-------- Raw data
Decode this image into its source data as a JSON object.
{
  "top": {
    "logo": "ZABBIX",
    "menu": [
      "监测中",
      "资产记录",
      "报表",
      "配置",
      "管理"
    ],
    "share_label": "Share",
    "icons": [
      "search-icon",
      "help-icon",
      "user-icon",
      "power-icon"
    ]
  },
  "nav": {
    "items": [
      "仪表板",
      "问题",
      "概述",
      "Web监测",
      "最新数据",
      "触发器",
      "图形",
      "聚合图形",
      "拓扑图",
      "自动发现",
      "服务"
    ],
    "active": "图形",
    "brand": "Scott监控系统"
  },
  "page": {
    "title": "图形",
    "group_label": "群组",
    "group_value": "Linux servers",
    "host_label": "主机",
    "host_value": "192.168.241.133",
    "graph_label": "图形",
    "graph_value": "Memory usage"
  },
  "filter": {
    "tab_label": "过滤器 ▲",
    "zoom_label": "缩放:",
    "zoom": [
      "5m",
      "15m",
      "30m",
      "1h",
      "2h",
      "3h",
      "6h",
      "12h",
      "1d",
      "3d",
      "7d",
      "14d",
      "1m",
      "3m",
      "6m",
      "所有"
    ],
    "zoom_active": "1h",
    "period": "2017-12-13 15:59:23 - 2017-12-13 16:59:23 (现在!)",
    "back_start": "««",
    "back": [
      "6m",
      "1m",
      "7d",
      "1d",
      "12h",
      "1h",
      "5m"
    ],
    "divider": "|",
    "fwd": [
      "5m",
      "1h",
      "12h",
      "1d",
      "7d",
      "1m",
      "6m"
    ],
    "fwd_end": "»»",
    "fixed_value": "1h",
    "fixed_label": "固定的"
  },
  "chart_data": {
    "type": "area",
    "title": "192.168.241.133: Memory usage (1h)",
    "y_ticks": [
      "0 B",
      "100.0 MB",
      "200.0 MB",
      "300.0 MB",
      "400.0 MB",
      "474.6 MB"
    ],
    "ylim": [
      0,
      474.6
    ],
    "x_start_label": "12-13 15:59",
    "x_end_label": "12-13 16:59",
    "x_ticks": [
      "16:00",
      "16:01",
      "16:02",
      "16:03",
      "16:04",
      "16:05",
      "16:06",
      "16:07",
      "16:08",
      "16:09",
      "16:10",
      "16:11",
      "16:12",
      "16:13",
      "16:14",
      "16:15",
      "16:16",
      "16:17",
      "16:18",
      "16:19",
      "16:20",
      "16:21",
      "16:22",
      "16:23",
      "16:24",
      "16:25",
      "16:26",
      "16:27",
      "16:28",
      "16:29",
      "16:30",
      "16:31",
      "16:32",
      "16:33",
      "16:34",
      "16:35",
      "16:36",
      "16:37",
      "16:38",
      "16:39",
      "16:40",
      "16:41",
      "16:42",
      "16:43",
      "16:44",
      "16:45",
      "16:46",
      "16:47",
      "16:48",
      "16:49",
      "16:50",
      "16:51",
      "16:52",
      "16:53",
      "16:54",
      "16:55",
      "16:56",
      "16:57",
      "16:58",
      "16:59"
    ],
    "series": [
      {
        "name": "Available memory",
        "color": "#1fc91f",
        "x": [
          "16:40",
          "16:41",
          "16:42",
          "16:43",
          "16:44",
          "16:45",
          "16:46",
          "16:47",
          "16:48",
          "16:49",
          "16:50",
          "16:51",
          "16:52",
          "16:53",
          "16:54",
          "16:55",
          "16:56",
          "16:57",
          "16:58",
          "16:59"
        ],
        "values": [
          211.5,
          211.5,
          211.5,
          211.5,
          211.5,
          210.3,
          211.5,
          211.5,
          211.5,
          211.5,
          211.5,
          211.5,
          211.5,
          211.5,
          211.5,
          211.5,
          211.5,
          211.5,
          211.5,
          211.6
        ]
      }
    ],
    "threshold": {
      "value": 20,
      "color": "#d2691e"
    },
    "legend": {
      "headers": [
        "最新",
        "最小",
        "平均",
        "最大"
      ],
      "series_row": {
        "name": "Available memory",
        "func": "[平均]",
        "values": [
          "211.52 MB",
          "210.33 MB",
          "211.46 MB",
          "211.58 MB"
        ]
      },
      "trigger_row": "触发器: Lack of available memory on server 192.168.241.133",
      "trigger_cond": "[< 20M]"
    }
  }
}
----------------
Given request.
Return the whole listing exactly, with every line included.

Task answer.
Decode this image into its source data as a JSON object.
{
  "top": {
    "logo": "ZABBIX",
    "menu": [
      "监测中",
      "资产记录",
      "报表",
      "配置",
      "管理"
    ],
    "share_label": "Share",
    "icons": [
      "search-icon",
      "help-icon",
      "user-icon",
      "power-icon"
    ]
  },
  "nav": {
    "items": [
      "仪表板",
      "问题",
      "概述",
      "Web监测",
      "最新数据",
      "触发器",
      "图形",
      "聚合图形",
      "拓扑图",
      "自动发现",
      "服务"
    ],
    "active": "图形",
    "brand": "Scott监控系统"
  },
  "page": {
    "title": "图形",
    "group_label": "群组",
    "group_value": "Linux servers",
    "host_label": "主机",
    "host_value": "192.168.241.133",
    "graph_label": "图形",
    "graph_value": "Memory usage"
  },
  "filter": {
    "tab_label": "过滤器 ▲",
    "zoom_label": "缩放:",
    "zoom": [
      "5m",
      "15m",
      "30m",
      "1h",
      "2h",
      "3h",
      "6h",
      "12h",
      "1d",
      "3d",
      "7d",
      "14d",
      "1m",
      "3m",
      "6m",
      "所有"
    ],
    "zoom_active": "1h",
    "period": "2017-12-13 15:59:23 - 2017-12-13 16:59:23 (现在!)",
    "back_start": "««",
    "back": [
      "6m",
      "1m",
      "7d",
      "1d",
      "12h",
      "1h",
      "5m"
    ],
    "divider": "|",
    "fwd": [
      "5m",
      "1h",
      "12h",
      "1d",
      "7d",
      "1m",
      "6m"
    ],
    "fwd_end": "»»",
    "fixed_value": "1h",
    "fixed_label": "固定的"
  },
  "chart_data": {
    "type": "area",
    "title": "192.168.241.133: Memory usage (1h)",
    "y_ticks": [
      "0 B",
      "100.0 MB",
      "200.0 MB",
      "300.0 MB",
      "400.0 MB",
      "474.6 MB"
    ],
    "ylim": [
      0,
      474.6
    ],
    "x_start_label": "12-13 15:59",
    "x_end_label": "12-13 16:59",
    "x_ticks": [
      "16:00",
      "16:01",
      "16:02",
      "16:03",
      "16:04",
      "16:05",
      "16:06",
      "16:07",
      "16:08",
      "16:09",
      "16:10",
      "16:11",
      "16:12",
      "16:13",
      "16:14",
      "16:15",
      "16:16",
      "16:17",
      "16:18",
      "16:19",
      "16:20",
      "16:21",
      "16:22",
      "16:23",
      "16:24",
      "16:25",
      "16:26",
      "16:27",
      "16:28",
      "16:29",
      "16:30",
      "16:31",
      "16:32",
      "16:33",
      "16:34",
      "16:35",
      "16:36",
      "16:37",
      "16:38",
      "16:39",
      "16:40",
      "16:41",
      "16:42",
      "16:43",
      "16:44",
      "16:45",
      "16:46",
      "16:47",
      "16:48",
      "16:49",
      "16:50",
      "16:51",
      "16:52",
      "16:53",
      "16:54",
      "16:55",
      "16:56",
      "16:57",
      "16:58",
      "16:59"
    ],
    "series": [
      {
        "name": "Available memory",
        "color": "#1fc91f",
        "x": [
          "16:40",
          "16:41",
          "16:42",
          "16:43",
          "16:44",
          "16:45",
          "16:46",
          "16:47",
          "16:48",
          "16:49",
          "16:50",
          "16:51",
          "16:52",
          "16:53",
          "16:54",
          "16:55",
          "16:56",
          "16:57",
          "16:58",
          "16:59"
        ],
        "values": [
          211.5,
          211.5,
          211.5,
          211.5,
          211.5,
          210.3,
          211.5,
          211.5,
          211.5,
          211.5,
          211.5,
          211.5,
          211.5,
          211.5,
          211.5,
          211.5,
          211.5,
          211.5,
          211.5,
          211.6
        ]
      }
    ],
    "threshold": {
      "value": 20,
      "color": "#d2691e"
    },
    "legend": {
      "headers": [
        "最新",
        "最小",
        "平均",
        "最大"
      ],
      "series_row": {
        "name": "Available memory",
        "func": "[平均]",
        "values": [
          "211.52 MB",
          "210.33 MB",
          "211.46 MB",
          "211.58 MB"
        ]
      },
      "trigger_row": "触发器: Lack of available memory on server 192.168.241.133",
      "trigger_cond": "[< 20M]"
    }
  }
}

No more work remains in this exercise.